Aim of the exercise: Give the number of lines that contain the string "name", and nothing else.

─── Dataset extract ───

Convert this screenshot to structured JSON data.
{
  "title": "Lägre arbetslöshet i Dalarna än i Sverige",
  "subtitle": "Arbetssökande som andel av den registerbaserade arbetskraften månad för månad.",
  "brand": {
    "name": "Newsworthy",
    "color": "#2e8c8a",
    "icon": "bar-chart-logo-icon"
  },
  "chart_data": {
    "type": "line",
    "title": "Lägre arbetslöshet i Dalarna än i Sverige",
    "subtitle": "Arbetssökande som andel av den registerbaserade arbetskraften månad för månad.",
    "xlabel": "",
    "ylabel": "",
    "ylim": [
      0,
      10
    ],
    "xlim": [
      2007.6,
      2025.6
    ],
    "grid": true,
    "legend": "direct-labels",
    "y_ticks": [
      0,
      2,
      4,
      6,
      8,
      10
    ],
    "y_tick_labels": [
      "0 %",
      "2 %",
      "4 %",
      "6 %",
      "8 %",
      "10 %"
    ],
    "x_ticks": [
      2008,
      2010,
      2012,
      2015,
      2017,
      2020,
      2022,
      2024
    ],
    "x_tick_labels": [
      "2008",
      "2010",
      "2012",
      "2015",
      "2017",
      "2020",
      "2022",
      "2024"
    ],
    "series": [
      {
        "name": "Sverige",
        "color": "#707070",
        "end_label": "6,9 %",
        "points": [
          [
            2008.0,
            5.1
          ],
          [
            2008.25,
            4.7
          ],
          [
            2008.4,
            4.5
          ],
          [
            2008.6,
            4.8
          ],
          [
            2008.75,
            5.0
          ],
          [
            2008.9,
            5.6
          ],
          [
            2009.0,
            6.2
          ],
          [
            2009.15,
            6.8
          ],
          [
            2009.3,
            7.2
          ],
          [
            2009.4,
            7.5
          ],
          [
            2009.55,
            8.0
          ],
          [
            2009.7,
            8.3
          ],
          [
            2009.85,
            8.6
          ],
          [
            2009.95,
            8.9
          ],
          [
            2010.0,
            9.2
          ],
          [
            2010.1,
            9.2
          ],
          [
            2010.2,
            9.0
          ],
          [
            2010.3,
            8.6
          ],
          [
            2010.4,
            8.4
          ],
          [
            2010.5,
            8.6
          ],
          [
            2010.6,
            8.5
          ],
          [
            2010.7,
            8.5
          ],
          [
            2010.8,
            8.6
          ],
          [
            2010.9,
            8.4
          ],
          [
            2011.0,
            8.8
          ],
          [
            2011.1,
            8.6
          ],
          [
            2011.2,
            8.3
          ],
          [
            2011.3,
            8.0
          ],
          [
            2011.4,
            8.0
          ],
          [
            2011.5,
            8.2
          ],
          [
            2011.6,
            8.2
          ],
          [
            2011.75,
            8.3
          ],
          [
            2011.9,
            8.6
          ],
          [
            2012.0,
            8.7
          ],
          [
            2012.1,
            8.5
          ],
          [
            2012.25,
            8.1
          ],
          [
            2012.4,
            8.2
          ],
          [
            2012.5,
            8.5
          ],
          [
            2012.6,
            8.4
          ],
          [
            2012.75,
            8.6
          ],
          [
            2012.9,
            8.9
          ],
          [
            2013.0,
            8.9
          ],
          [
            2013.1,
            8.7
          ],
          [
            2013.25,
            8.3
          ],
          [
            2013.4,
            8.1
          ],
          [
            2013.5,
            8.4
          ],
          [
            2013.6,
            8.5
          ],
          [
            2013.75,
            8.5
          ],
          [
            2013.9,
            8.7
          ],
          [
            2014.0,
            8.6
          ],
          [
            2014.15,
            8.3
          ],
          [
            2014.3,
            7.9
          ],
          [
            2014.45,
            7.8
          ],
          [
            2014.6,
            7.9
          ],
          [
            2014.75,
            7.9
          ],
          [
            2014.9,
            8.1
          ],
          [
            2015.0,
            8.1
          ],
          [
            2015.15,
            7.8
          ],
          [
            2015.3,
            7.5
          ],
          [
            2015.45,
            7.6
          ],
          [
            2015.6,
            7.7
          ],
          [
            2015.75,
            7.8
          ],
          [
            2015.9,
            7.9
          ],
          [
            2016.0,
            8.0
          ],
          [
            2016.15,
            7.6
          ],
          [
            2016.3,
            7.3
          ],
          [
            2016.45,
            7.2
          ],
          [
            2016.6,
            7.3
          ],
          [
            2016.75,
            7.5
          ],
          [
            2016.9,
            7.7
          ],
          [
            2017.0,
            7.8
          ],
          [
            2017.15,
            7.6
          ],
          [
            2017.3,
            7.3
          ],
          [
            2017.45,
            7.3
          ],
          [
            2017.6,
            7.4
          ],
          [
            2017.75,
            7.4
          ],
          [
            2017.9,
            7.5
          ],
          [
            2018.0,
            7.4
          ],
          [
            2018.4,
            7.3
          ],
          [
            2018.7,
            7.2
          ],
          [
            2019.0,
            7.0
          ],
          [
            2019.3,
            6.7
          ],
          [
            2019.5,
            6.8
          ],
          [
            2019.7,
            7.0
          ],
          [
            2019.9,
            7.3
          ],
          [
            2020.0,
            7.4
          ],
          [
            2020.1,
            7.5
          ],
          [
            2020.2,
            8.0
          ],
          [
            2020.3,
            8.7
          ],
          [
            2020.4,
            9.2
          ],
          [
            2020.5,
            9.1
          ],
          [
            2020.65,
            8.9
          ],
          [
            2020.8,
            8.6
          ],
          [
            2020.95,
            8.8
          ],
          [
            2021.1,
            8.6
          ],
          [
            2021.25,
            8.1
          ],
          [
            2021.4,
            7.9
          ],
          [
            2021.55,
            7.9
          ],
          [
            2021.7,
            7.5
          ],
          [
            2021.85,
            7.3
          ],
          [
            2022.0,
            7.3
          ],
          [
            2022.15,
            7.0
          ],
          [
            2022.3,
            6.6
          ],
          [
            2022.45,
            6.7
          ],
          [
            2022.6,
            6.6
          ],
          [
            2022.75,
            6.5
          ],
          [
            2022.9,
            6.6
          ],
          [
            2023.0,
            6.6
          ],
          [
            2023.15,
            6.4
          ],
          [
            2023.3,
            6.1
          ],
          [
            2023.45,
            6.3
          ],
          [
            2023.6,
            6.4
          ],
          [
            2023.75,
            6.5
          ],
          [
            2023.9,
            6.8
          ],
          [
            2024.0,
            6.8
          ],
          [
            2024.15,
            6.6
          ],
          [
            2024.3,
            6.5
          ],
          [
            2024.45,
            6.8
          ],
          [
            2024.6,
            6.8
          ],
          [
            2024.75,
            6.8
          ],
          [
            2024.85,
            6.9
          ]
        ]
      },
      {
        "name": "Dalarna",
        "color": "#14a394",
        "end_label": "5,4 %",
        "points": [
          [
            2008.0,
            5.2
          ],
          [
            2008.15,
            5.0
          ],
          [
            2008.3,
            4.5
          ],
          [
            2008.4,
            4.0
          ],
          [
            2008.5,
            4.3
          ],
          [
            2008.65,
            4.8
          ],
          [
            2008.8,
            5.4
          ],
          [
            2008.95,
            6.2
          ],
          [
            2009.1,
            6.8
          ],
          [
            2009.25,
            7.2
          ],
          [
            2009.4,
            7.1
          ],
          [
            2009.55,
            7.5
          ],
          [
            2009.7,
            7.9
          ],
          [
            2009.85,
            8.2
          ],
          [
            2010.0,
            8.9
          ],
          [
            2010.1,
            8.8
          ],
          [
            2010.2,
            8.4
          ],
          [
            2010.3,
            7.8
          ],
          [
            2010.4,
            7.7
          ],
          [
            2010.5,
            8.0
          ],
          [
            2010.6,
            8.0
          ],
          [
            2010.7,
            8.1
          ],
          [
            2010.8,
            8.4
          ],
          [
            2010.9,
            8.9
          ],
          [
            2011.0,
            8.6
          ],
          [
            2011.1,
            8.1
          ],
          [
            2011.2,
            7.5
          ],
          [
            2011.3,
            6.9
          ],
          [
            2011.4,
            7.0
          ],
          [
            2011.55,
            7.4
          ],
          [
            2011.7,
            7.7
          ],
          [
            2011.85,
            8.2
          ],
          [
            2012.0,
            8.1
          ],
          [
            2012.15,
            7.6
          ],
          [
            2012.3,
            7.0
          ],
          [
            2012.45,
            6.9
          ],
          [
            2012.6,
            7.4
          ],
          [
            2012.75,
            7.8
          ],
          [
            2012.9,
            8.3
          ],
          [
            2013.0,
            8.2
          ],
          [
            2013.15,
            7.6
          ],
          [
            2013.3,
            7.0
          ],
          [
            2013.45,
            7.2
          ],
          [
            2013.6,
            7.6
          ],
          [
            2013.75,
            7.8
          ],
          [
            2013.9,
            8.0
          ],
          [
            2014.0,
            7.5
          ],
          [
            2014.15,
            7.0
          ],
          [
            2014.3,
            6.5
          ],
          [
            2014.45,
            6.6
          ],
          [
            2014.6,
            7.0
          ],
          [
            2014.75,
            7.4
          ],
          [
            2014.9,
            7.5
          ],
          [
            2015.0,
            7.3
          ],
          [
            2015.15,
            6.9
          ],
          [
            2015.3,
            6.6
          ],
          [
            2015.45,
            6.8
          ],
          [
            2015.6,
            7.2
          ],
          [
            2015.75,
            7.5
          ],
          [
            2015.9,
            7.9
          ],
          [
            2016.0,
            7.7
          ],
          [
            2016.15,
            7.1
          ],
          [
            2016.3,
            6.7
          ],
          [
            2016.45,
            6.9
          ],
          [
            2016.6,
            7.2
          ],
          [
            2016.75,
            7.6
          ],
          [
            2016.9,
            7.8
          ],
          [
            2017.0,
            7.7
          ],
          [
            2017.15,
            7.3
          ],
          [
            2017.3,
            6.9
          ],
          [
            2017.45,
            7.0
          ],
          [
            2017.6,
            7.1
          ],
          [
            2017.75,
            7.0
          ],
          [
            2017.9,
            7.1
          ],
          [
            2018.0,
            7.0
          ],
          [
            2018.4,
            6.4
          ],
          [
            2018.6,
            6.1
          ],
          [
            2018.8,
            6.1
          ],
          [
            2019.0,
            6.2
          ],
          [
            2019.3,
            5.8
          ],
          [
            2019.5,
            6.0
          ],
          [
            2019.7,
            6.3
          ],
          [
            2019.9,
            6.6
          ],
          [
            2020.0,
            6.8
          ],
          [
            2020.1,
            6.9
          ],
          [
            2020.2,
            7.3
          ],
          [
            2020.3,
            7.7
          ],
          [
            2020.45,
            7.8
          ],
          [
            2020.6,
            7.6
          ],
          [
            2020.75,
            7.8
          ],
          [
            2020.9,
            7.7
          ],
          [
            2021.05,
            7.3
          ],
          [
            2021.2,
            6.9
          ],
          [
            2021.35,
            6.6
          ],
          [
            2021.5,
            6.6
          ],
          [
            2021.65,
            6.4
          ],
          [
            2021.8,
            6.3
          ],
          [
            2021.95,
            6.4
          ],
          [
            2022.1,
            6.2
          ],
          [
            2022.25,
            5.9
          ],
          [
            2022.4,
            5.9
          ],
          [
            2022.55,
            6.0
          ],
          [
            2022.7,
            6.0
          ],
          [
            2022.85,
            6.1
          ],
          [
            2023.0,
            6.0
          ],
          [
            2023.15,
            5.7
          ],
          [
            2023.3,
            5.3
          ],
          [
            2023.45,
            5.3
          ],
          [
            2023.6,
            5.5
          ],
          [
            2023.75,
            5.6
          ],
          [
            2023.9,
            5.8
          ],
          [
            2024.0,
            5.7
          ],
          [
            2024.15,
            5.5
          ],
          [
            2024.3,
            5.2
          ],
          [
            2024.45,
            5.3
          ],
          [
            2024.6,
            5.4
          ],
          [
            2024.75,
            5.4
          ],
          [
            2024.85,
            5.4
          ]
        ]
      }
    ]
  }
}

───

Complete output: 3